* [JOB]:
From the entries below, list each line with "Create".

○ ○ ○ ○ ○ ○ ○

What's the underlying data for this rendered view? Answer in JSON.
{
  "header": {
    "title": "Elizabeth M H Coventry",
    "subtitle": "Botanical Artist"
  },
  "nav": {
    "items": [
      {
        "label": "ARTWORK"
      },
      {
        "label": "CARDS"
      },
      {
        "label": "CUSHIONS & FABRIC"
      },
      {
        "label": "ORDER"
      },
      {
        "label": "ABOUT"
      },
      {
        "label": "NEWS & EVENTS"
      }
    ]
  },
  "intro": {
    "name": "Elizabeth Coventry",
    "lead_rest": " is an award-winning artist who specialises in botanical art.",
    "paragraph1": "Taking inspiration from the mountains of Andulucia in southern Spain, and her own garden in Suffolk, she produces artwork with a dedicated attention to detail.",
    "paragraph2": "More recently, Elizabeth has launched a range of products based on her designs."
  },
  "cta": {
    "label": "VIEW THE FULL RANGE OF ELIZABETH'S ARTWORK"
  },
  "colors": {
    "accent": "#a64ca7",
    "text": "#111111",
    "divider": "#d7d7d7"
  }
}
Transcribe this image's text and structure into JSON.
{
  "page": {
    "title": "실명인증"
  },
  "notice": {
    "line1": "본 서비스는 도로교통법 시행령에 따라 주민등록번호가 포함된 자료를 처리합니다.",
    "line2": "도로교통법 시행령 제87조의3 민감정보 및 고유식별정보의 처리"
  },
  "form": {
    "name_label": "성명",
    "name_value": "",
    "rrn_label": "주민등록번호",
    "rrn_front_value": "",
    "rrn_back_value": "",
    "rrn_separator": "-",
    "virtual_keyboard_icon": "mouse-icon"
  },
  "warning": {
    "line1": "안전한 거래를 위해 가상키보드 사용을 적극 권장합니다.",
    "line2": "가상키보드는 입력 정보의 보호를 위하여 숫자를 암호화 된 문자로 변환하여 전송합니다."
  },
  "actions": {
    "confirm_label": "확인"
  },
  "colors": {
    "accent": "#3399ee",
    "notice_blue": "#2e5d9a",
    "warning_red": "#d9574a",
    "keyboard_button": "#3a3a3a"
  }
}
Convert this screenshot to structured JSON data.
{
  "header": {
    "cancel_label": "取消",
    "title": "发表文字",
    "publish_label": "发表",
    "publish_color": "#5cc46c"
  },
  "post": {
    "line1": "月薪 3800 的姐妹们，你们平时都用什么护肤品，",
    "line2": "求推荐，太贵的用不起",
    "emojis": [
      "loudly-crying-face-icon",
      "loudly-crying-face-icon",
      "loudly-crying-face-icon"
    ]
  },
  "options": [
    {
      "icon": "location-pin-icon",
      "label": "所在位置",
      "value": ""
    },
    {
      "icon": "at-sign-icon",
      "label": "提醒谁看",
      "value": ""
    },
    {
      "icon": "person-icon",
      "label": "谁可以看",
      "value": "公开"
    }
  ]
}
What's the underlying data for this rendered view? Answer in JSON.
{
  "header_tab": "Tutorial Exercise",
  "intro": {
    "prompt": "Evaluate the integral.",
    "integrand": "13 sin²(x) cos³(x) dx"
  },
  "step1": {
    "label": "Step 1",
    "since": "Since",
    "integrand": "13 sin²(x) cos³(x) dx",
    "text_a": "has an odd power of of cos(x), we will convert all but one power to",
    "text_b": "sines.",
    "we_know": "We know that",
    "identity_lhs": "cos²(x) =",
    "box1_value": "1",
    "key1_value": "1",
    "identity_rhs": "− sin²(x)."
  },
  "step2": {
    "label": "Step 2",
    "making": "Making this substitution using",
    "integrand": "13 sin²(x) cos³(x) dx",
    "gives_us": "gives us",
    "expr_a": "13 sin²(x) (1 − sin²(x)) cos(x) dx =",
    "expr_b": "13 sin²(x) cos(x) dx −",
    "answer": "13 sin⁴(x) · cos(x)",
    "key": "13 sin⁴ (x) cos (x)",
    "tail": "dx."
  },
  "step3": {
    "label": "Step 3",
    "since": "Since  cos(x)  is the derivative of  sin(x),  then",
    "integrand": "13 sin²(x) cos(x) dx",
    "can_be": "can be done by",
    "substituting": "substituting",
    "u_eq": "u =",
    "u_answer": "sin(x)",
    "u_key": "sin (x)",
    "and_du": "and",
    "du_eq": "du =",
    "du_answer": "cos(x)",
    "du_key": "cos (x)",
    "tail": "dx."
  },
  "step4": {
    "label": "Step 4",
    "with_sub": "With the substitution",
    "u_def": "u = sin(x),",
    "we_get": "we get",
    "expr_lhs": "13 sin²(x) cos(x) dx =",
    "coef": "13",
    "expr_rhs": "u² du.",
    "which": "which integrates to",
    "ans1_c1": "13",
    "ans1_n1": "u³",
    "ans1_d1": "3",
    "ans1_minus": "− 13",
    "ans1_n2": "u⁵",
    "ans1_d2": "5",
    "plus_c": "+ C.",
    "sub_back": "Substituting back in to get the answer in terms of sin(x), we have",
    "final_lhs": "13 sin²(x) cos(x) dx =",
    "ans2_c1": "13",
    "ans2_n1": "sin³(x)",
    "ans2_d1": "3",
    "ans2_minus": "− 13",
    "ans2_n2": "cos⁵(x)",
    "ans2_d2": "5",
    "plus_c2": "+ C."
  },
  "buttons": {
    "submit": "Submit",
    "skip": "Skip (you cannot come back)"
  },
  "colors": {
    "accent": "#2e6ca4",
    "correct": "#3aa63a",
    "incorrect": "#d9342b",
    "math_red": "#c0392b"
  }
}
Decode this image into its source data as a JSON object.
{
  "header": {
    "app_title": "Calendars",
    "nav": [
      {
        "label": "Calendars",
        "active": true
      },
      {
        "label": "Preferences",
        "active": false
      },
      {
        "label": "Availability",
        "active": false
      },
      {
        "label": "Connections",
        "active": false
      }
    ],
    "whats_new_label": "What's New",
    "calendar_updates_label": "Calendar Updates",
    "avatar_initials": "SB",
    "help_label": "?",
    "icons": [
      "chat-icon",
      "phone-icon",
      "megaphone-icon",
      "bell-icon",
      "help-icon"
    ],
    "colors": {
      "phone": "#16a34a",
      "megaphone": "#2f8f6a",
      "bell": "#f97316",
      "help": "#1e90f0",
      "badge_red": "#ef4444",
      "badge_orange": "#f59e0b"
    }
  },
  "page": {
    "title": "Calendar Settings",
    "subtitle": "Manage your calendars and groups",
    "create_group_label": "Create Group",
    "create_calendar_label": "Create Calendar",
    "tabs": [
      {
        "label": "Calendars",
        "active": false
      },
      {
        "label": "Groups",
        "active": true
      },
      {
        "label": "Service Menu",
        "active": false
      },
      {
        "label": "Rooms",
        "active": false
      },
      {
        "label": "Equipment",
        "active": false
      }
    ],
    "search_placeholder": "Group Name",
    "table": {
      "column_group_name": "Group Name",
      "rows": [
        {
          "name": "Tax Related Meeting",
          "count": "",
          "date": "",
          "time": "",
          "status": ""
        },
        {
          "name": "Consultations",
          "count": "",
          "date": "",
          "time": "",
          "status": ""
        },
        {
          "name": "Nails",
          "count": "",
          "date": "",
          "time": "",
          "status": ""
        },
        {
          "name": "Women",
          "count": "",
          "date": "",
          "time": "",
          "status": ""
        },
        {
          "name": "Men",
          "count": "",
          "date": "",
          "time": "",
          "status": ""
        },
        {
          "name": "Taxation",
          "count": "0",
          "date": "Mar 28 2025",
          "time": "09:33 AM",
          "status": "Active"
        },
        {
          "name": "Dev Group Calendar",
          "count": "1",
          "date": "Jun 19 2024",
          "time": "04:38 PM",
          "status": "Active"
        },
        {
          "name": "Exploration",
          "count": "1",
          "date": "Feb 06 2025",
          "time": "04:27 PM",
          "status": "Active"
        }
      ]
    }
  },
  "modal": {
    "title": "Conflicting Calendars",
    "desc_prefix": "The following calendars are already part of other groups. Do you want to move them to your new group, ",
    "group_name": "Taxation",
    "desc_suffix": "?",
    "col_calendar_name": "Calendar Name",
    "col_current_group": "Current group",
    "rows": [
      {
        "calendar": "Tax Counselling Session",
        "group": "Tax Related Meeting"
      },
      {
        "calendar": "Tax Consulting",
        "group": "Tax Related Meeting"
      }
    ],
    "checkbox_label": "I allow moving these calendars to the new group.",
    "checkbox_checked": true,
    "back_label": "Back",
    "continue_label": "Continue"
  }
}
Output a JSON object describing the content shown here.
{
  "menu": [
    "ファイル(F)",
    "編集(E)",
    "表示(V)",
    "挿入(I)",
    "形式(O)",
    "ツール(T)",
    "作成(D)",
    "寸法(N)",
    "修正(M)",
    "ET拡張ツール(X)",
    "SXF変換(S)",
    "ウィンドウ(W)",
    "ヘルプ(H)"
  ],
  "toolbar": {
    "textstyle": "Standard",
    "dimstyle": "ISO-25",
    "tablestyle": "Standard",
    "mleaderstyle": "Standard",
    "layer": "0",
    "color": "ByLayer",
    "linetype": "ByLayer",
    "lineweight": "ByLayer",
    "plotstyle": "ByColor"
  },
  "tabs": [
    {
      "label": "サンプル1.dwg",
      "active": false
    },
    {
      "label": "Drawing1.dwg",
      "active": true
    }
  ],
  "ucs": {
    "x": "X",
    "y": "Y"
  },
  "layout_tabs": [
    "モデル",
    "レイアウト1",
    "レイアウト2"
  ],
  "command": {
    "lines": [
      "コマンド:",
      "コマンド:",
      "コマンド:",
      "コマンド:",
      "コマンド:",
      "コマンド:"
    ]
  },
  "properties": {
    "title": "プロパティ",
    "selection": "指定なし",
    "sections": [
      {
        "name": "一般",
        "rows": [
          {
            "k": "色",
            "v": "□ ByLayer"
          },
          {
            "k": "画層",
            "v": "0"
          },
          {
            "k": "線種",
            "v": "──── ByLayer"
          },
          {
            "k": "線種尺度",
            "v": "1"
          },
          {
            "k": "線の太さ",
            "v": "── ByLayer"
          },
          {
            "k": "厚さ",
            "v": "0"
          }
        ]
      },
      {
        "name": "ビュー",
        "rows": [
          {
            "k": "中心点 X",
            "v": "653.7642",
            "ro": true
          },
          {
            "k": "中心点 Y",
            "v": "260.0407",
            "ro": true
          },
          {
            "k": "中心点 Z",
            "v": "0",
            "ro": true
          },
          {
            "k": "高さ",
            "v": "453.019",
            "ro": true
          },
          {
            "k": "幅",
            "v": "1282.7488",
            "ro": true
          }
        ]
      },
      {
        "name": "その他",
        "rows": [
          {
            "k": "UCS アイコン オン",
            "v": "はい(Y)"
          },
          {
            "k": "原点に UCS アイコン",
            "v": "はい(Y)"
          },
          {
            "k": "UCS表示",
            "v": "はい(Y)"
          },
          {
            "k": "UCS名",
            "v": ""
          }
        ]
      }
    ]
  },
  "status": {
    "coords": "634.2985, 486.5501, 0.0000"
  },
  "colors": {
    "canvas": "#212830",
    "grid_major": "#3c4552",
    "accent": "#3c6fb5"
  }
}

○ ○ ○ ○ ○ ○ ○

* [ANSWER FOR THE TASK]:
    "create_group_label": "Create Group",
    "create_calendar_label": "Create Calendar",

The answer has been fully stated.